--- Input records ---
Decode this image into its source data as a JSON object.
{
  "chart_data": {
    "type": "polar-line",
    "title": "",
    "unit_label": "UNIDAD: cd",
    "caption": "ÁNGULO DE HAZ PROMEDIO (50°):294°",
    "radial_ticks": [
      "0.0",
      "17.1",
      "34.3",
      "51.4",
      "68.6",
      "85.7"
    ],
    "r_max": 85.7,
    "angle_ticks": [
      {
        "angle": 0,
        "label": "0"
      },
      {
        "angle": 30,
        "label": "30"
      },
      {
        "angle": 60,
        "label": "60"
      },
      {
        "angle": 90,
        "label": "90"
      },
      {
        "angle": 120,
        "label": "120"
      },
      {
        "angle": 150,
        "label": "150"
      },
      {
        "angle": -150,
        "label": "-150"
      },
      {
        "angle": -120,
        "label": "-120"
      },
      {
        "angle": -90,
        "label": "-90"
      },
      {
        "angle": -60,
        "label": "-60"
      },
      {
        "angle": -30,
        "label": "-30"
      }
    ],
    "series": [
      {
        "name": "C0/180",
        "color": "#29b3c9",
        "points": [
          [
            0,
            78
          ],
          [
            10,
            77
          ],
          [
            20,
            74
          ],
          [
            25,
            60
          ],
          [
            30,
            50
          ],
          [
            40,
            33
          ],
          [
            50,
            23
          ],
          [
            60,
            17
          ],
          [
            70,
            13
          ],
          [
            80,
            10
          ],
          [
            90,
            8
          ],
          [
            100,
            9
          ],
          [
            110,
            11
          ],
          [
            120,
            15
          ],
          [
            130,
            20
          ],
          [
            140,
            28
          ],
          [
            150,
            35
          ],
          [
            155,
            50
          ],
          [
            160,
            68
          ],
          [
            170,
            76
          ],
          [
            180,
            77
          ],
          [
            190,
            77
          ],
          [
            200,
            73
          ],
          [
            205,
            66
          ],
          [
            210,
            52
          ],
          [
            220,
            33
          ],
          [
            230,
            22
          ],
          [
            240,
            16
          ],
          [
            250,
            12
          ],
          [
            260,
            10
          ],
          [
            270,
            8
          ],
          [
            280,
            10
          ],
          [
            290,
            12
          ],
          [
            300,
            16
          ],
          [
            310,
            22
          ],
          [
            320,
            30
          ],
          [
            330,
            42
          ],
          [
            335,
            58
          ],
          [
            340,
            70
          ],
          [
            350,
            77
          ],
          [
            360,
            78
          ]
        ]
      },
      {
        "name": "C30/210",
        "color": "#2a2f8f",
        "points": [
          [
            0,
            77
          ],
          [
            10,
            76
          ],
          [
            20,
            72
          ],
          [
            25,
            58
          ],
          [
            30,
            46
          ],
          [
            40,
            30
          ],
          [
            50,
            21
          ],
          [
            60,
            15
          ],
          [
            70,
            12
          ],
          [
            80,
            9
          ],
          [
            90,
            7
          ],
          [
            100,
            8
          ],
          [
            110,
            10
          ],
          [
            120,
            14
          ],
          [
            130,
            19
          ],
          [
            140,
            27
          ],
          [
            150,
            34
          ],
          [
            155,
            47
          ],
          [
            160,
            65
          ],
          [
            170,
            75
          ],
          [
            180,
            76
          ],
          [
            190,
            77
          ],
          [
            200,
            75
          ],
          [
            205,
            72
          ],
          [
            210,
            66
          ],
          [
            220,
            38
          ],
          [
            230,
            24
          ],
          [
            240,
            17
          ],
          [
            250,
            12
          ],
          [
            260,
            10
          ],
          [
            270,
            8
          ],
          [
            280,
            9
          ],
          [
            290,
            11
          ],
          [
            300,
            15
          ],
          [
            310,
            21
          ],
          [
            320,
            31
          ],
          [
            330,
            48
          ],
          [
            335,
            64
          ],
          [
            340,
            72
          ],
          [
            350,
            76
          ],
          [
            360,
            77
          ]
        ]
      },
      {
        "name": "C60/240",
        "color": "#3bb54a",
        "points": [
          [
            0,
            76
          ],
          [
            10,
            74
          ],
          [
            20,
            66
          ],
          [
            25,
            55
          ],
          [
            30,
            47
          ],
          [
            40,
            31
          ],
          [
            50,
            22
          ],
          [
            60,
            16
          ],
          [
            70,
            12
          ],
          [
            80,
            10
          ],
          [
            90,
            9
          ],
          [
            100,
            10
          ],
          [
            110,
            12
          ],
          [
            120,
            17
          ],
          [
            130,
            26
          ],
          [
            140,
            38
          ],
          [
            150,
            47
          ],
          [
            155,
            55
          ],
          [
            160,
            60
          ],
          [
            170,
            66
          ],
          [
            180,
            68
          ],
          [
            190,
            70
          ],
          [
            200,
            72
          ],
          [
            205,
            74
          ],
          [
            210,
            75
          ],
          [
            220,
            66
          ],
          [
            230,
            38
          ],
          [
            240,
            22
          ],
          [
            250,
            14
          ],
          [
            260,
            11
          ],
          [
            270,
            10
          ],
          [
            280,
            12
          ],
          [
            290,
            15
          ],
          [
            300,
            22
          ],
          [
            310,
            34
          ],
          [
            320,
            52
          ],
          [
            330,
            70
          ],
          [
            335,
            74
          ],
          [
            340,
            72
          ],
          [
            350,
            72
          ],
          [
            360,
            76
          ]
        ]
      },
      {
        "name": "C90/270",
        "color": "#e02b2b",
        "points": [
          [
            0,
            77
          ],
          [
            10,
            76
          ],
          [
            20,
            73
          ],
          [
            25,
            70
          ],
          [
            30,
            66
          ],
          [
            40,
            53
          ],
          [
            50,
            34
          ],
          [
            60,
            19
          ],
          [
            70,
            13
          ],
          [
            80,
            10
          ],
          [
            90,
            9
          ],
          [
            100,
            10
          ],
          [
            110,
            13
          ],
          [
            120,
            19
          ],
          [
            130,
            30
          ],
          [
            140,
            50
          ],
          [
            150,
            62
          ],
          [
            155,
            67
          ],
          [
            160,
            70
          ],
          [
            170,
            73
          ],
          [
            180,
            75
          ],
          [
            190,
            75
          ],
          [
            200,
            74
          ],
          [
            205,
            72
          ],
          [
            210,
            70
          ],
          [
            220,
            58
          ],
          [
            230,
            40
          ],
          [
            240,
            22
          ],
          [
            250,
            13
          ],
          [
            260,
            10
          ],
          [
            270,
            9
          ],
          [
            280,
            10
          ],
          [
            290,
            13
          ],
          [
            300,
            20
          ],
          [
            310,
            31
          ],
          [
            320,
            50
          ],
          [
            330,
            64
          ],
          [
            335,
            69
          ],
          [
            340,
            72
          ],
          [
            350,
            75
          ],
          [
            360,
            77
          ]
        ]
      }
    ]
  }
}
---
*Written task*:
Above are the records; copy all of them exactly.

*The reply*:
Decode this image into its source data as a JSON object.
{
  "chart_data": {
    "type": "polar-line",
    "title": "",
    "unit_label": "UNIDAD: cd",
    "caption": "ÁNGULO DE HAZ PROMEDIO (50°):294°",
    "radial_ticks": [
      "0.0",
      "17.1",
      "34.3",
      "51.4",
      "68.6",
      "85.7"
    ],
    "r_max": 85.7,
    "angle_ticks": [
      {
        "angle": 0,
        "label": "0"
      },
      {
        "angle": 30,
        "label": "30"
      },
      {
        "angle": 60,
        "label": "60"
      },
      {
        "angle": 90,
        "label": "90"
      },
      {
        "angle": 120,
        "label": "120"
      },
      {
        "angle": 150,
        "label": "150"
      },
      {
        "angle": -150,
        "label": "-150"
      },
      {
        "angle": -120,
        "label": "-120"
      },
      {
        "angle": -90,
        "label": "-90"
      },
      {
        "angle": -60,
        "label": "-60"
      },
      {
        "angle": -30,
        "label": "-30"
      }
    ],
    "series": [
      {
        "name": "C0/180",
        "color": "#29b3c9",
        "points": [
          [
            0,
            78
          ],
          [
            10,
            77
          ],
          [
            20,
            74
          ],
          [
            25,
            60
          ],
          [
            30,
            50
          ],
          [
            40,
            33
          ],
          [
            50,
            23
          ],
          [
            60,
            17
          ],
          [
            70,
            13
          ],
          [
            80,
            10
          ],
          [
            90,
            8
          ],
          [
            100,
            9
          ],
          [
            110,
            11
          ],
          [
            120,
            15
          ],
          [
            130,
            20
          ],
          [
            140,
            28
          ],
          [
            150,
            35
          ],
          [
            155,
            50
          ],
          [
            160,
            68
          ],
          [
            170,
            76
          ],
          [
            180,
            77
          ],
          [
            190,
            77
          ],
          [
            200,
            73
          ],
          [
            205,
            66
          ],
          [
            210,
            52
          ],
          [
            220,
            33
          ],
          [
            230,
            22
          ],
          [
            240,
            16
          ],
          [
            250,
            12
          ],
          [
            260,
            10
          ],
          [
            270,
            8
          ],
          [
            280,
            10
          ],
          [
            290,
            12
          ],
          [
            300,
            16
          ],
          [
            310,
            22
          ],
          [
            320,
            30
          ],
          [
            330,
            42
          ],
          [
            335,
            58
          ],
          [
            340,
            70
          ],
          [
            350,
            77
          ],
          [
            360,
            78
          ]
        ]
      },
      {
        "name": "C30/210",
        "color": "#2a2f8f",
        "points": [
          [
            0,
            77
          ],
          [
            10,
            76
          ],
          [
            20,
            72
          ],
          [
            25,
            58
          ],
          [
            30,
            46
          ],
          [
            40,
            30
          ],
          [
            50,
            21
          ],
          [
            60,
            15
          ],
          [
            70,
            12
          ],
          [
            80,
            9
          ],
          [
            90,
            7
          ],
          [
            100,
            8
          ],
          [
            110,
            10
          ],
          [
            120,
            14
          ],
          [
            130,
            19
          ],
          [
            140,
            27
          ],
          [
            150,
            34
          ],
          [
            155,
            47
          ],
          [
            160,
            65
          ],
          [
            170,
            75
          ],
          [
            180,
            76
          ],
          [
            190,
            77
          ],
          [
            200,
            75
          ],
          [
            205,
            72
          ],
          [
            210,
            66
          ],
          [
            220,
            38
          ],
          [
            230,
            24
          ],
          [
            240,
            17
          ],
          [
            250,
            12
          ],
          [
            260,
            10
          ],
          [
            270,
            8
          ],
          [
            280,
            9
          ],
          [
            290,
            11
          ],
          [
            300,
            15
          ],
          [
            310,
            21
          ],
          [
            320,
            31
          ],
          [
            330,
            48
          ],
          [
            335,
            64
          ],
          [
            340,
            72
          ],
          [
            350,
            76
          ],
          [
            360,
            77
          ]
        ]
      },
      {
        "name": "C60/240",
        "color": "#3bb54a",
        "points": [
          [
            0,
            76
          ],
          [
            10,
            74
          ],
          [
            20,
            66
          ],
          [
            25,
            55
          ],
          [
            30,
            47
          ],
          [
            40,
            31
          ],
          [
            50,
            22
          ],
          [
            60,
            16
          ],
          [
            70,
            12
          ],
          [
            80,
            10
          ],
          [
            90,
            9
          ],
          [
            100,
            10
          ],
          [
            110,
            12
          ],
          [
            120,
            17
          ],
          [
            130,
            26
          ],
          [
            140,
            38
          ],
          [
            150,
            47
          ],
          [
            155,
            55
          ],
          [
            160,
            60
          ],
          [
            170,
            66
          ],
          [
            180,
            68
          ],
          [
            190,
            70
          ],
          [
            200,
            72
          ],
          [
            205,
            74
          ],
          [
            210,
            75
          ],
          [
            220,
            66
          ],
          [
            230,
            38
          ],
          [
            240,
            22
          ],
          [
            250,
            14
          ],
          [
            260,
            11
          ],
          [
            270,
            10
          ],
          [
            280,
            12
          ],
          [
            290,
            15
          ],
          [
            300,
            22
          ],
          [
            310,
            34
          ],
          [
            320,
            52
          ],
          [
            330,
            70
          ],
          [
            335,
            74
          ],
          [
            340,
            72
          ],
          [
            350,
            72
          ],
          [
            360,
            76
          ]
        ]
      },
      {
        "name": "C90/270",
        "color": "#e02b2b",
        "points": [
          [
            0,
            77
          ],
          [
            10,
            76
          ],
          [
            20,
            73
          ],
          [
            25,
            70
          ],
          [
            30,
            66
          ],
          [
            40,
            53
          ],
          [
            50,
            34
          ],
          [
            60,
            19
          ],
          [
            70,
            13
          ],
          [
            80,
            10
          ],
          [
            90,
            9
          ],
          [
            100,
            10
          ],
          [
            110,
            13
          ],
          [
            120,
            19
          ],
          [
            130,
            30
          ],
          [
            140,
            50
          ],
          [
            150,
            62
          ],
          [
            155,
            67
          ],
          [
            160,
            70
          ],
          [
            170,
            73
          ],
          [
            180,
            75
          ],
          [
            190,
            75
          ],
          [
            200,
            74
          ],
          [
            205,
            72
          ],
          [
            210,
            70
          ],
          [
            220,
            58
          ],
          [
            230,
            40
          ],
          [
            240,
            22
          ],
          [
            250,
            13
          ],
          [
            260,
            10
          ],
          [
            270,
            9
          ],
          [
            280,
            10
          ],
          [
            290,
            13
          ],
          [
            300,
            20
          ],
          [
            310,
            31
          ],
          [
            320,
            50
          ],
          [
            330,
            64
          ],
          [
            335,
            69
          ],
          [
            340,
            72
          ],
          [
            350,
            75
          ],
          [
            360,
            77
          ]
        ]
      }
    ]
  }
}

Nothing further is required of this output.